The task —
Scan the lines below; pull out those with "name".
-- Begin Data to use --
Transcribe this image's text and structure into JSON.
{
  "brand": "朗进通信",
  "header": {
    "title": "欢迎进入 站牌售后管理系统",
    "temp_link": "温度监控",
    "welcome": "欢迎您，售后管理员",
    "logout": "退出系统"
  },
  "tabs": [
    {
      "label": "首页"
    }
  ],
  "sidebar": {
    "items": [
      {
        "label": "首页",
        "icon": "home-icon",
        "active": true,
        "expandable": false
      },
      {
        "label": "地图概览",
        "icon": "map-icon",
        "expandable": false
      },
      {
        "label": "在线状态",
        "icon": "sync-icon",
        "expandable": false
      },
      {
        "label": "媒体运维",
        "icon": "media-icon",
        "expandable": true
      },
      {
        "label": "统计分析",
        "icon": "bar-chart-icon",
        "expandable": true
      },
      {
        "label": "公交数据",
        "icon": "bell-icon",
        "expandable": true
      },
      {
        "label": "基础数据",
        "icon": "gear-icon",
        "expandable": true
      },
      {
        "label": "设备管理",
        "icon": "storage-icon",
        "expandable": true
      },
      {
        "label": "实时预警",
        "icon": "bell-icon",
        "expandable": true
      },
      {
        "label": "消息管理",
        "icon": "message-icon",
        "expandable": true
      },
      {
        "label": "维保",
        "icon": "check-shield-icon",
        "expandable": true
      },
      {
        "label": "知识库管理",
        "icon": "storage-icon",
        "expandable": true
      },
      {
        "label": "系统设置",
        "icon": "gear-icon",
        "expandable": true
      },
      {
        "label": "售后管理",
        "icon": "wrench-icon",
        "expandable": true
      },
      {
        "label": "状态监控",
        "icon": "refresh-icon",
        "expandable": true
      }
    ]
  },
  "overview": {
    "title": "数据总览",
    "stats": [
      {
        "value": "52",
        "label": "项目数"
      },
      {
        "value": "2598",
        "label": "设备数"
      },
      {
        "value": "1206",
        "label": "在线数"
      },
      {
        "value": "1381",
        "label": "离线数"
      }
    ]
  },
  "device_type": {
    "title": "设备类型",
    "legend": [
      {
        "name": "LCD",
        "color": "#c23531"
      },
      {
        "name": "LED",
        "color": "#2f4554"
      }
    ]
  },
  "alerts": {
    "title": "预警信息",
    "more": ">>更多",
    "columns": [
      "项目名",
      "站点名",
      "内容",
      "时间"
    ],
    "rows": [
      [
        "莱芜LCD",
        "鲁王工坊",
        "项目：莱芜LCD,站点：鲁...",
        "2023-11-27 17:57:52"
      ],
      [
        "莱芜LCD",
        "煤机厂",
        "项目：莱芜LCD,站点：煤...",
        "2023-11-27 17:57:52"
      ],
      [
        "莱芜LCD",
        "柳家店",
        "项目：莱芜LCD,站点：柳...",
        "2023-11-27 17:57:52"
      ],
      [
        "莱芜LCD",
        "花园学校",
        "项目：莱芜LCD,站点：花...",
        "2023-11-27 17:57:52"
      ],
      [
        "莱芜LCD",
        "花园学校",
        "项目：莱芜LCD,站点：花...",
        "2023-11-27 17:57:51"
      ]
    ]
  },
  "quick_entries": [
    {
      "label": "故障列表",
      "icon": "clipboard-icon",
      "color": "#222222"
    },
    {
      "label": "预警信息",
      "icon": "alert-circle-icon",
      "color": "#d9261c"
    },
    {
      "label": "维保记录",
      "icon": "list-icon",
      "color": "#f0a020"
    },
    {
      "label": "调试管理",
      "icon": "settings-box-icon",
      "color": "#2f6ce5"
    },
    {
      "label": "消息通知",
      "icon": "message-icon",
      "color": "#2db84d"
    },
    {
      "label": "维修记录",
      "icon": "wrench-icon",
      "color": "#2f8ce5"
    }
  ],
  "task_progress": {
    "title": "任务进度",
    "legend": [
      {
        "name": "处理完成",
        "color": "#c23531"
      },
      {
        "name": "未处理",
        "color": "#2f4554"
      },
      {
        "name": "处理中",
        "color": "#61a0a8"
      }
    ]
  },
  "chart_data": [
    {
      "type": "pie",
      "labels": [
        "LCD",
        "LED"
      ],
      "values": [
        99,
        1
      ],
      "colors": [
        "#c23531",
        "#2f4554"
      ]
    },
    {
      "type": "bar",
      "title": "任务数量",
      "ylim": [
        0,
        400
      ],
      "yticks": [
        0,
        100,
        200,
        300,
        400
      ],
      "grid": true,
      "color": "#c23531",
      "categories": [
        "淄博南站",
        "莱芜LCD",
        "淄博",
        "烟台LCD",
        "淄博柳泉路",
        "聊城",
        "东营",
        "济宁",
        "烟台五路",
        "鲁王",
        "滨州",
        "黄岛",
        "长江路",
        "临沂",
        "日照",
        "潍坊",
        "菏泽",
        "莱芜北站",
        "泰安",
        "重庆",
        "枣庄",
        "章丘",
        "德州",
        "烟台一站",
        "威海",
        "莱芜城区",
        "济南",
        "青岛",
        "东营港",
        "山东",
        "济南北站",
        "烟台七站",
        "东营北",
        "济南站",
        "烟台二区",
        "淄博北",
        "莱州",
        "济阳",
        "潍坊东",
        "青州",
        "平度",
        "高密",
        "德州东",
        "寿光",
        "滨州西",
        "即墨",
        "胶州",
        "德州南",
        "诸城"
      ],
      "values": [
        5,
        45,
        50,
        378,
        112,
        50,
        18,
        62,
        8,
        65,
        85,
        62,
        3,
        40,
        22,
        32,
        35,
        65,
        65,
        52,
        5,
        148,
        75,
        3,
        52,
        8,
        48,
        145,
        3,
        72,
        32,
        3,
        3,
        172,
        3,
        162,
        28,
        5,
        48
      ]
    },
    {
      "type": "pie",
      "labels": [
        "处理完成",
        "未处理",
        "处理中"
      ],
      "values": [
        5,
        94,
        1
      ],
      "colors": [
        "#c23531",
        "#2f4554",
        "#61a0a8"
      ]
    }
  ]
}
-- End Data to use --
Expected output —
        "name": "LCD",
        "name": "LED",
        "name": "处理完成",
        "name": "未处理",
        "name": "处理中",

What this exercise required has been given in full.